Input
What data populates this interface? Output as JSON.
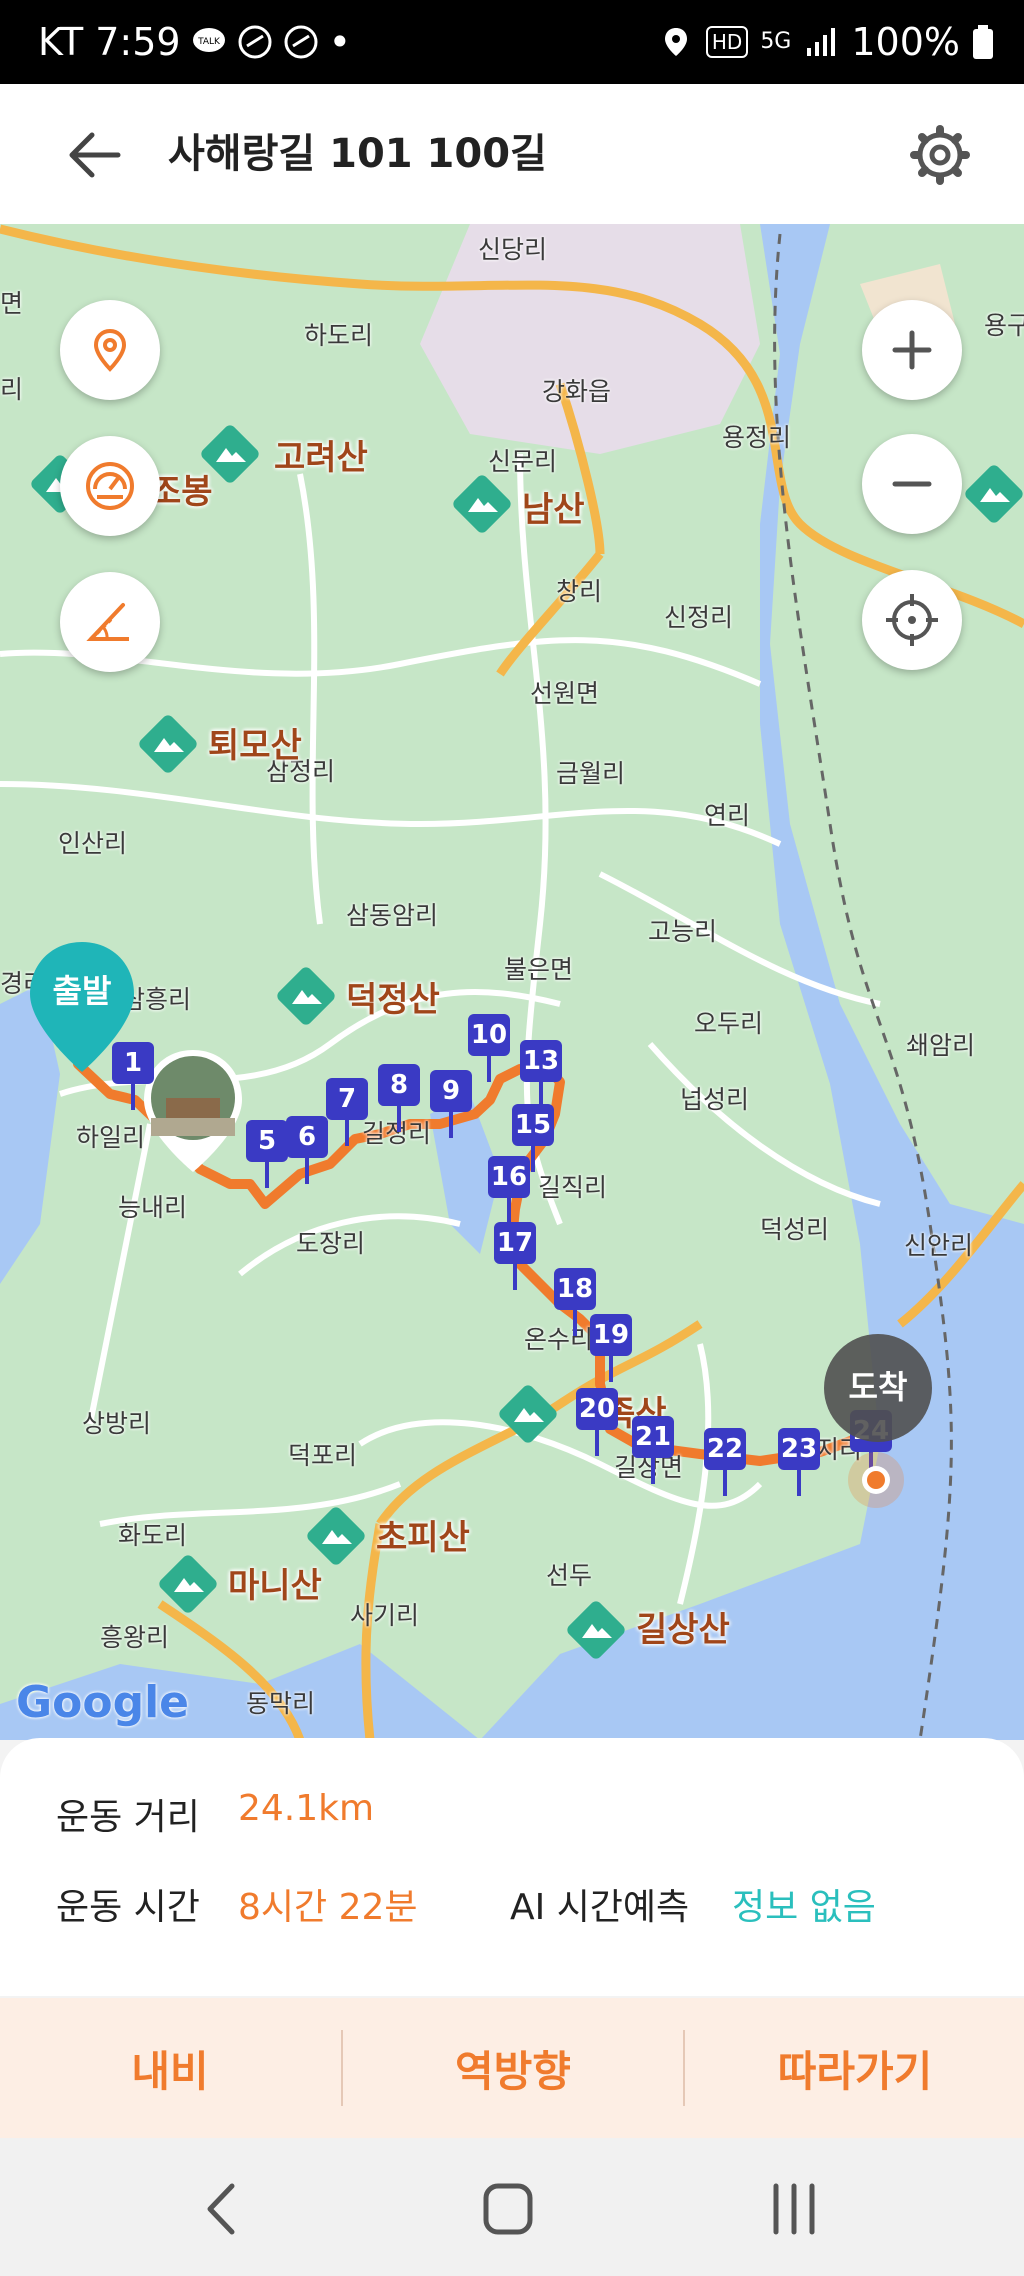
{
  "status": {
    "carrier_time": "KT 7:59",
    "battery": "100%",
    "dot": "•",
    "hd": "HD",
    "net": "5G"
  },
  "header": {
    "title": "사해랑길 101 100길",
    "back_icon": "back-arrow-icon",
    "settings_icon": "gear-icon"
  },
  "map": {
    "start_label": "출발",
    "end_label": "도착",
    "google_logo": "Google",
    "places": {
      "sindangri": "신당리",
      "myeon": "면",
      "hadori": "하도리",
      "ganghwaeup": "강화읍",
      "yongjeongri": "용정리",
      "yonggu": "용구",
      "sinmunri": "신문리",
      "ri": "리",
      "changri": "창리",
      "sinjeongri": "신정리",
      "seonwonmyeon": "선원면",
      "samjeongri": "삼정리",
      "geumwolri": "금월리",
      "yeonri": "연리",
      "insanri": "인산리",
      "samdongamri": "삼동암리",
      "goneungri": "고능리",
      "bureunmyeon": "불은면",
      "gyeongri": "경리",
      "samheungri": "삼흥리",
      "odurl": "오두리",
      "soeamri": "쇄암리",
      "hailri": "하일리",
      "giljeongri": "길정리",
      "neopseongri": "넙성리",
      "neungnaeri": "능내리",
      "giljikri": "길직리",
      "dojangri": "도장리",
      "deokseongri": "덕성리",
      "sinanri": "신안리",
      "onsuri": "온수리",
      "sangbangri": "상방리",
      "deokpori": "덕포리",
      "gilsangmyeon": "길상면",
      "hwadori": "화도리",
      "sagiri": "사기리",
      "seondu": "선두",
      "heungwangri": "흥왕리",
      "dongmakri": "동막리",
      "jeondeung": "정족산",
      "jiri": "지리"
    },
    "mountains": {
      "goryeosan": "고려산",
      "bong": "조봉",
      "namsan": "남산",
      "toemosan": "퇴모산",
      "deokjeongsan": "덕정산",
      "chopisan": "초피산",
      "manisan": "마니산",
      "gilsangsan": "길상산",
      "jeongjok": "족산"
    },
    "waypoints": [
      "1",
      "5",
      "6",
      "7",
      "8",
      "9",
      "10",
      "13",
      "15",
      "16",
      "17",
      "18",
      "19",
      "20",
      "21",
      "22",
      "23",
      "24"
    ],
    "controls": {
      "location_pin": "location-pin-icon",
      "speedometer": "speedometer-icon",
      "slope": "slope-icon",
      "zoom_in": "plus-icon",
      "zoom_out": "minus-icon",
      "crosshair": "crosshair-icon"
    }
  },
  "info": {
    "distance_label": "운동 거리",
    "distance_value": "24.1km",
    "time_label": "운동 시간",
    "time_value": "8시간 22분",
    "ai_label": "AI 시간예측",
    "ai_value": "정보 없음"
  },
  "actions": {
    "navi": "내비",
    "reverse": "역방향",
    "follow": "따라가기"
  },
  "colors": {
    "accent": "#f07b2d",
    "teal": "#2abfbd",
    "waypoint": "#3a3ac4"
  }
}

...

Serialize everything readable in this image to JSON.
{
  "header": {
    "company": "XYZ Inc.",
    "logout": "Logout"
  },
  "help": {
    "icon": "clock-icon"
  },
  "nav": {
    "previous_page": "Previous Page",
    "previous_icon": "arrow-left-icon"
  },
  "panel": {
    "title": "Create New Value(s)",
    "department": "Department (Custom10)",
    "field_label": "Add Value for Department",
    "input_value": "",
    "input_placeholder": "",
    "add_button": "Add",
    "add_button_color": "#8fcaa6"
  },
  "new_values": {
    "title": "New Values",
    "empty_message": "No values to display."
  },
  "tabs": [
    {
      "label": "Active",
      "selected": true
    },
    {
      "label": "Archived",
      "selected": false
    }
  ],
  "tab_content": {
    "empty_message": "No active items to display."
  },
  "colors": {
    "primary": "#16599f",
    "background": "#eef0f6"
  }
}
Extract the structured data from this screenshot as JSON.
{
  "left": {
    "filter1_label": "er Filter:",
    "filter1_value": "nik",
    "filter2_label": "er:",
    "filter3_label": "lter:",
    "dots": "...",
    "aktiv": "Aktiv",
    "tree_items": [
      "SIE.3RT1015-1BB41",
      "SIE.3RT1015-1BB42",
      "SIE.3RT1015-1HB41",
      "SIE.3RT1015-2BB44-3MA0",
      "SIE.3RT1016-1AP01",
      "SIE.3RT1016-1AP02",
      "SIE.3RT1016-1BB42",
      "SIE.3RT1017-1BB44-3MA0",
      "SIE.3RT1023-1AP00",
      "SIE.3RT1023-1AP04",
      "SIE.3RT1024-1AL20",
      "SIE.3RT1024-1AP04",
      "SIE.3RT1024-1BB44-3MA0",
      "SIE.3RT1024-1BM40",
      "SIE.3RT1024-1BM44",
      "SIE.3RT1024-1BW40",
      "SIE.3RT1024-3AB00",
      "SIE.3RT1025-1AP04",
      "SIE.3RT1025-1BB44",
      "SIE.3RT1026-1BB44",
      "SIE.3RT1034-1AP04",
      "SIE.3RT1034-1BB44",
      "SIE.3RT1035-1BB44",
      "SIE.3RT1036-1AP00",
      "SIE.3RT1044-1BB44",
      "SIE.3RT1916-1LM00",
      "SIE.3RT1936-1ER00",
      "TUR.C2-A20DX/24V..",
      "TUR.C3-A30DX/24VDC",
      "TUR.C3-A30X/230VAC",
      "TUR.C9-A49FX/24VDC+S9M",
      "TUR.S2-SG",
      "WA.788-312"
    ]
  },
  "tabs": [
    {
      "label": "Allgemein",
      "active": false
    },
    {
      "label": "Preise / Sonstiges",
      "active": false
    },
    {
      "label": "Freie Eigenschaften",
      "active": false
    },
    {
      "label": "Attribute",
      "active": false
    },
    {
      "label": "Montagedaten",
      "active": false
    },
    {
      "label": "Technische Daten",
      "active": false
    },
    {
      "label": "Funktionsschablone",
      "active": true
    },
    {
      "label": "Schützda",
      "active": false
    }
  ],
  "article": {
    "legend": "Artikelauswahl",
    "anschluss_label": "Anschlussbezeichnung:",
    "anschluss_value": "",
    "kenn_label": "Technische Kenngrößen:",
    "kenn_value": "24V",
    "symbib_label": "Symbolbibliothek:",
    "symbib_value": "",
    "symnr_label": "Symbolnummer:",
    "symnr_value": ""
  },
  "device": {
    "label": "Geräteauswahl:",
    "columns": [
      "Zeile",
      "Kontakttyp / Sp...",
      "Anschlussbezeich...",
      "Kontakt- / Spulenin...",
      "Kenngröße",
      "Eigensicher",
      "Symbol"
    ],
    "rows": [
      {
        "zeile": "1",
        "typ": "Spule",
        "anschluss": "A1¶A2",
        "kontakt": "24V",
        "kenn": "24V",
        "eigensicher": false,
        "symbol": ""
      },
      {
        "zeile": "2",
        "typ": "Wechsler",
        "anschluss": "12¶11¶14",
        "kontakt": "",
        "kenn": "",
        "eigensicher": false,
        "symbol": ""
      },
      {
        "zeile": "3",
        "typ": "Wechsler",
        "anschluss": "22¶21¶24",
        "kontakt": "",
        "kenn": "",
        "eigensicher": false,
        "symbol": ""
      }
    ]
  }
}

Exercise instructions
Check all the records above and select each line where the string "title" is found.

Solution to this task
    "title": "사해랑길 101 100길",
    "title": "Create New Value(s)",
    "title": "New Values",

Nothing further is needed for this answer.